WORK INSTRUCTIONS
Select the lines that contain "wadliwa" and copy each of them.

AVAILABLE RECORDS
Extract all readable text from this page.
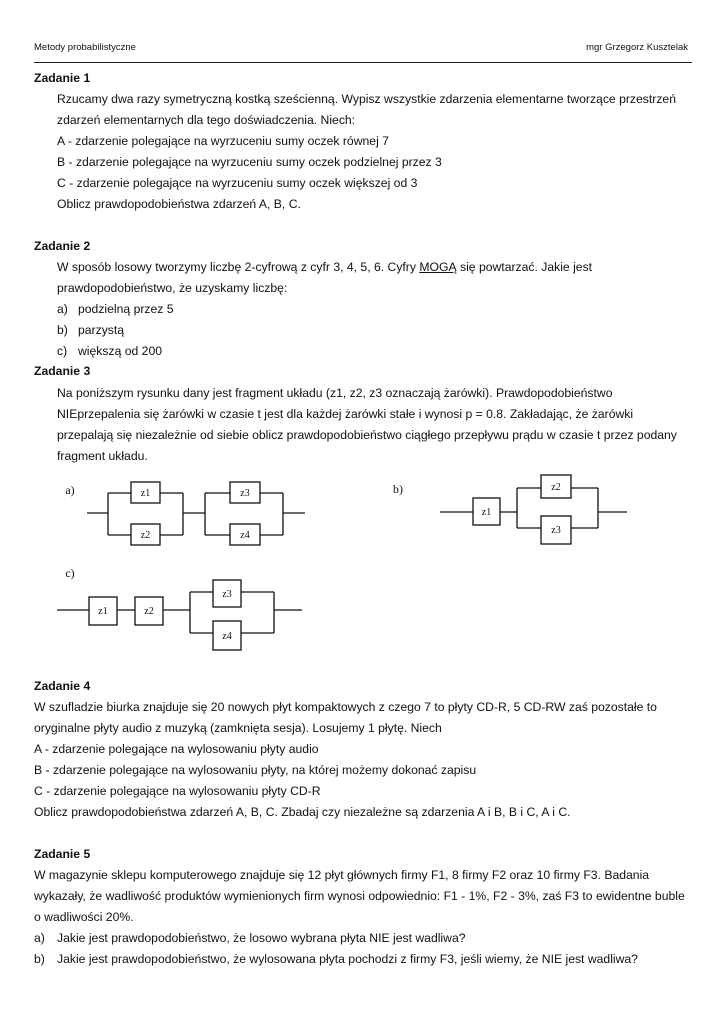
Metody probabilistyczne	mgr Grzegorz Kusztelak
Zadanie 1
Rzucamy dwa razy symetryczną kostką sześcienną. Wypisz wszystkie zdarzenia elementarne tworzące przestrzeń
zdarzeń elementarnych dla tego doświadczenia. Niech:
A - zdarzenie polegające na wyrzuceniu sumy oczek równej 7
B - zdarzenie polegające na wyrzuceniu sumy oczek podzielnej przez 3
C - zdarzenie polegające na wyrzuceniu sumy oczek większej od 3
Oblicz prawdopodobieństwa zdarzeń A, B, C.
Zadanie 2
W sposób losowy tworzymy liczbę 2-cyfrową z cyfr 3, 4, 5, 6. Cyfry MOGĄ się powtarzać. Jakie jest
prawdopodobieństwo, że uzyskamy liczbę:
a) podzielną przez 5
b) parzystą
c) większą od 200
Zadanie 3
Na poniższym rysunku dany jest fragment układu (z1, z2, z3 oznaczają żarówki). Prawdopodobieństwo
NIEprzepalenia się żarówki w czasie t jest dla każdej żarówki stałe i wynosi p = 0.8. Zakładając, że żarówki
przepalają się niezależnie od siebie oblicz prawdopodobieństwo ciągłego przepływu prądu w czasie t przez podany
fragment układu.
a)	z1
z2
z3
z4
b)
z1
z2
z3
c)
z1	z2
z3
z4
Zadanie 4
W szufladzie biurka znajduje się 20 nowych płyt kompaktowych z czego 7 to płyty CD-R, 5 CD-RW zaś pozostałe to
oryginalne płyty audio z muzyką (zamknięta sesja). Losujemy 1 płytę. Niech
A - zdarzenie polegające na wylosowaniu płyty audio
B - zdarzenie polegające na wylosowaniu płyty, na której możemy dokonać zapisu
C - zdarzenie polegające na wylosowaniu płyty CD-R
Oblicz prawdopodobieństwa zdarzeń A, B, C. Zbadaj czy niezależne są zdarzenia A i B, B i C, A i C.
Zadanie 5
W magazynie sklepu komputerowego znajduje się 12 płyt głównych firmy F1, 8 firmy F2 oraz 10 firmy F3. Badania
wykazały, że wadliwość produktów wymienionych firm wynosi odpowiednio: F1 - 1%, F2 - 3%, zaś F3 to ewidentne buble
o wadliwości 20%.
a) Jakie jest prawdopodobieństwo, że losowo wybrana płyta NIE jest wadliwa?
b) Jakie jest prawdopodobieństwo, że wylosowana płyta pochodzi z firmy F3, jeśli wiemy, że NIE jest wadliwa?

ANSWER TO THE PROBLEM
a) Jakie jest prawdopodobieństwo, że losowo wybrana płyta NIE jest wadliwa?
b) Jakie jest prawdopodobieństwo, że wylosowana płyta pochodzi z firmy F3, jeśli wiemy, że NIE jest wadliwa?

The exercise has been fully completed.